**Directions for this task:** The whole listing is to be returned exactly.

**Given information:**

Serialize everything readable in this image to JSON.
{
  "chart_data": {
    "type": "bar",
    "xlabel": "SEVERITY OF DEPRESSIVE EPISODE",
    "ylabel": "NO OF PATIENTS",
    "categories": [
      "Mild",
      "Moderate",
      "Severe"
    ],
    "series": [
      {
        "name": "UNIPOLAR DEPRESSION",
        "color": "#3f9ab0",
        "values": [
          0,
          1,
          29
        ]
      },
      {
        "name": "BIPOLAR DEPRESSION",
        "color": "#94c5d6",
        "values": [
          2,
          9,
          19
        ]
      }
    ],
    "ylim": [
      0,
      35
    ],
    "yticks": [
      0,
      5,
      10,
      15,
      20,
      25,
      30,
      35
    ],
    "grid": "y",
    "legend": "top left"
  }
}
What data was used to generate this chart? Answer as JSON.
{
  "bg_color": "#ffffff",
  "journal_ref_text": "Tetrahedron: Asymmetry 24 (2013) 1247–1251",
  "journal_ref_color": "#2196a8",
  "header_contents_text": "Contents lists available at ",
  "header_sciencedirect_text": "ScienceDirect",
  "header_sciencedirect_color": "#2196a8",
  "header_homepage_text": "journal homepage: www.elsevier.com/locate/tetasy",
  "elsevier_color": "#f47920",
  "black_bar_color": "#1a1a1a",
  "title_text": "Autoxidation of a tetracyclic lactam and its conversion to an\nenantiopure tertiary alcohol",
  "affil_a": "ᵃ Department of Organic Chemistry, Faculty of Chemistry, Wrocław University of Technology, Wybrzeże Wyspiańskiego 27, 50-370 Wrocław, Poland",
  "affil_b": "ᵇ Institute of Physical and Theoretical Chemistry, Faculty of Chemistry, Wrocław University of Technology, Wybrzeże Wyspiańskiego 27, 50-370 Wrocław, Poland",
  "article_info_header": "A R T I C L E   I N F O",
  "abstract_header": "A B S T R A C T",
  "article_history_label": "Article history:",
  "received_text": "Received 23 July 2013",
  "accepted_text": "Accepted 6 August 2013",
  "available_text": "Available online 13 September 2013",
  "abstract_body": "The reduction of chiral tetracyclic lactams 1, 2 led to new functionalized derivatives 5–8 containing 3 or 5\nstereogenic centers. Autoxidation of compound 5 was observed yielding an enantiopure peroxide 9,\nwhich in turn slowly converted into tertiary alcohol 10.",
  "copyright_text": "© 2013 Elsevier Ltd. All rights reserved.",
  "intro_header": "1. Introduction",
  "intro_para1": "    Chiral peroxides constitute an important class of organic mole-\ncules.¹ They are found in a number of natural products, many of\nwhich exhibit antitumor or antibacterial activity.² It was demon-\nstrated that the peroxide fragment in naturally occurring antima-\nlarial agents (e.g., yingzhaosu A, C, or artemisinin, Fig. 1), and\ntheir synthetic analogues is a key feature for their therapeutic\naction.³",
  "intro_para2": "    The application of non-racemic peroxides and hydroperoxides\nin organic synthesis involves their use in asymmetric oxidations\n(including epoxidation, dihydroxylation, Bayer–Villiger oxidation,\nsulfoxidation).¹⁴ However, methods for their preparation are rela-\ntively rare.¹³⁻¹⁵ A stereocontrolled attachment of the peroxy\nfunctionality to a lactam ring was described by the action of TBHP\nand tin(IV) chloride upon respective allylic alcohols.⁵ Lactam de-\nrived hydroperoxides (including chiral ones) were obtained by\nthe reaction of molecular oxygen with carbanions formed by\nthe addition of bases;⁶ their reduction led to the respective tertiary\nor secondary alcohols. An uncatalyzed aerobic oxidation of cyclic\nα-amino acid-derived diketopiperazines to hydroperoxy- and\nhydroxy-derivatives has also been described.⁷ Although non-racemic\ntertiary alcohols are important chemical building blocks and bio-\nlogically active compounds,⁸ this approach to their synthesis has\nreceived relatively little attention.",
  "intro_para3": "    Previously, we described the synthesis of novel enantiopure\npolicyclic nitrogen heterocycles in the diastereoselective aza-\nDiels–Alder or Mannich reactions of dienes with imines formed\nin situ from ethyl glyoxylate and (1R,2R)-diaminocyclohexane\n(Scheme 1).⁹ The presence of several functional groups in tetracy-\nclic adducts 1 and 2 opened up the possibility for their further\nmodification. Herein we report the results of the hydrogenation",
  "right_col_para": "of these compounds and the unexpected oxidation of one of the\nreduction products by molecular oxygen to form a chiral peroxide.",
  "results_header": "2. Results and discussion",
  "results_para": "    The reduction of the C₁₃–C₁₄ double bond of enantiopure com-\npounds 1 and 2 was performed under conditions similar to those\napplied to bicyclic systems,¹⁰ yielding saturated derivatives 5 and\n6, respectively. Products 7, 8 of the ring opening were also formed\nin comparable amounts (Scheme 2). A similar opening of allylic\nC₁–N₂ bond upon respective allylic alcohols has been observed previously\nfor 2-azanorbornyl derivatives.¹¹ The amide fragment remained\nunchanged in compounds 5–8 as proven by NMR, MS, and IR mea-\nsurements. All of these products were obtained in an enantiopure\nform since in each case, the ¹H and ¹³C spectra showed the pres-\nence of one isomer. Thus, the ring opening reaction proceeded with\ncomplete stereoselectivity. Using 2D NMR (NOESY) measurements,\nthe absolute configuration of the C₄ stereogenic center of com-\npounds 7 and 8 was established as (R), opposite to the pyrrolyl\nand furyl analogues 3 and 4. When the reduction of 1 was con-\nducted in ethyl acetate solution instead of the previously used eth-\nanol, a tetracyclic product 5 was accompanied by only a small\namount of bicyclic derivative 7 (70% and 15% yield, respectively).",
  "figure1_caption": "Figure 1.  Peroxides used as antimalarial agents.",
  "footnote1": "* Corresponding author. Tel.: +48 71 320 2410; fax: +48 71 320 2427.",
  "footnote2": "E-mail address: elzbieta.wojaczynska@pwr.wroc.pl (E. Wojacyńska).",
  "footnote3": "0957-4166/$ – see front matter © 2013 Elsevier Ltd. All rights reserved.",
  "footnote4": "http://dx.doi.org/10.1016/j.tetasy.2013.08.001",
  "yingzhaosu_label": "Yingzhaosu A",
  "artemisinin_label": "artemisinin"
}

**Exercise output:**
Serialize everything readable in this image to JSON.
{
  "chart_data": {
    "type": "bar",
    "xlabel": "SEVERITY OF DEPRESSIVE EPISODE",
    "ylabel": "NO OF PATIENTS",
    "categories": [
      "Mild",
      "Moderate",
      "Severe"
    ],
    "series": [
      {
        "name": "UNIPOLAR DEPRESSION",
        "color": "#3f9ab0",
        "values": [
          0,
          1,
          29
        ]
      },
      {
        "name": "BIPOLAR DEPRESSION",
        "color": "#94c5d6",
        "values": [
          2,
          9,
          19
        ]
      }
    ],
    "ylim": [
      0,
      35
    ],
    "yticks": [
      0,
      5,
      10,
      15,
      20,
      25,
      30,
      35
    ],
    "grid": "y",
    "legend": "top left"
  }
}
What data was used to generate this chart? Answer as JSON.
{
  "bg_color": "#ffffff",
  "journal_ref_text": "Tetrahedron: Asymmetry 24 (2013) 1247–1251",
  "journal_ref_color": "#2196a8",
  "header_contents_text": "Contents lists available at ",
  "header_sciencedirect_text": "ScienceDirect",
  "header_sciencedirect_color": "#2196a8",
  "header_homepage_text": "journal homepage: www.elsevier.com/locate/tetasy",
  "elsevier_color": "#f47920",
  "black_bar_color": "#1a1a1a",
  "title_text": "Autoxidation of a tetracyclic lactam and its conversion to an\nenantiopure tertiary alcohol",
  "affil_a": "ᵃ Department of Organic Chemistry, Faculty of Chemistry, Wrocław University of Technology, Wybrzeże Wyspiańskiego 27, 50-370 Wrocław, Poland",
  "affil_b": "ᵇ Institute of Physical and Theoretical Chemistry, Faculty of Chemistry, Wrocław University of Technology, Wybrzeże Wyspiańskiego 27, 50-370 Wrocław, Poland",
  "article_info_header": "A R T I C L E   I N F O",
  "abstract_header": "A B S T R A C T",
  "article_history_label": "Article history:",
  "received_text": "Received 23 July 2013",
  "accepted_text": "Accepted 6 August 2013",
  "available_text": "Available online 13 September 2013",
  "abstract_body": "The reduction of chiral tetracyclic lactams 1, 2 led to new functionalized derivatives 5–8 containing 3 or 5\nstereogenic centers. Autoxidation of compound 5 was observed yielding an enantiopure peroxide 9,\nwhich in turn slowly converted into tertiary alcohol 10.",
  "copyright_text": "© 2013 Elsevier Ltd. All rights reserved.",
  "intro_header": "1. Introduction",
  "intro_para1": "    Chiral peroxides constitute an important class of organic mole-\ncules.¹ They are found in a number of natural products, many of\nwhich exhibit antitumor or antibacterial activity.² It was demon-\nstrated that the peroxide fragment in naturally occurring antima-\nlarial agents (e.g., yingzhaosu A, C, or artemisinin, Fig. 1), and\ntheir synthetic analogues is a key feature for their therapeutic\naction.³",
  "intro_para2": "    The application of non-racemic peroxides and hydroperoxides\nin organic synthesis involves their use in asymmetric oxidations\n(including epoxidation, dihydroxylation, Bayer–Villiger oxidation,\nsulfoxidation).¹⁴ However, methods for their preparation are rela-\ntively rare.¹³⁻¹⁵ A stereocontrolled attachment of the peroxy\nfunctionality to a lactam ring was described by the action of TBHP\nand tin(IV) chloride upon respective allylic alcohols.⁵ Lactam de-\nrived hydroperoxides (including chiral ones) were obtained by\nthe reaction of molecular oxygen with carbanions formed by\nthe addition of bases;⁶ their reduction led to the respective tertiary\nor secondary alcohols. An uncatalyzed aerobic oxidation of cyclic\nα-amino acid-derived diketopiperazines to hydroperoxy- and\nhydroxy-derivatives has also been described.⁷ Although non-racemic\ntertiary alcohols are important chemical building blocks and bio-\nlogically active compounds,⁸ this approach to their synthesis has\nreceived relatively little attention.",
  "intro_para3": "    Previously, we described the synthesis of novel enantiopure\npolicyclic nitrogen heterocycles in the diastereoselective aza-\nDiels–Alder or Mannich reactions of dienes with imines formed\nin situ from ethyl glyoxylate and (1R,2R)-diaminocyclohexane\n(Scheme 1).⁹ The presence of several functional groups in tetracy-\nclic adducts 1 and 2 opened up the possibility for their further\nmodification. Herein we report the results of the hydrogenation",
  "right_col_para": "of these compounds and the unexpected oxidation of one of the\nreduction products by molecular oxygen to form a chiral peroxide.",
  "results_header": "2. Results and discussion",
  "results_para": "    The reduction of the C₁₃–C₁₄ double bond of enantiopure com-\npounds 1 and 2 was performed under conditions similar to those\napplied to bicyclic systems,¹⁰ yielding saturated derivatives 5 and\n6, respectively. Products 7, 8 of the ring opening were also formed\nin comparable amounts (Scheme 2). A similar opening of allylic\nC₁–N₂ bond upon respective allylic alcohols has been observed previously\nfor 2-azanorbornyl derivatives.¹¹ The amide fragment remained\nunchanged in compounds 5–8 as proven by NMR, MS, and IR mea-\nsurements. All of these products were obtained in an enantiopure\nform since in each case, the ¹H and ¹³C spectra showed the pres-\nence of one isomer. Thus, the ring opening reaction proceeded with\ncomplete stereoselectivity. Using 2D NMR (NOESY) measurements,\nthe absolute configuration of the C₄ stereogenic center of com-\npounds 7 and 8 was established as (R), opposite to the pyrrolyl\nand furyl analogues 3 and 4. When the reduction of 1 was con-\nducted in ethyl acetate solution instead of the previously used eth-\nanol, a tetracyclic product 5 was accompanied by only a small\namount of bicyclic derivative 7 (70% and 15% yield, respectively).",
  "figure1_caption": "Figure 1.  Peroxides used as antimalarial agents.",
  "footnote1": "* Corresponding author. Tel.: +48 71 320 2410; fax: +48 71 320 2427.",
  "footnote2": "E-mail address: elzbieta.wojaczynska@pwr.wroc.pl (E. Wojacyńska).",
  "footnote3": "0957-4166/$ – see front matter © 2013 Elsevier Ltd. All rights reserved.",
  "footnote4": "http://dx.doi.org/10.1016/j.tetasy.2013.08.001",
  "yingzhaosu_label": "Yingzhaosu A",
  "artemisinin_label": "artemisinin"
}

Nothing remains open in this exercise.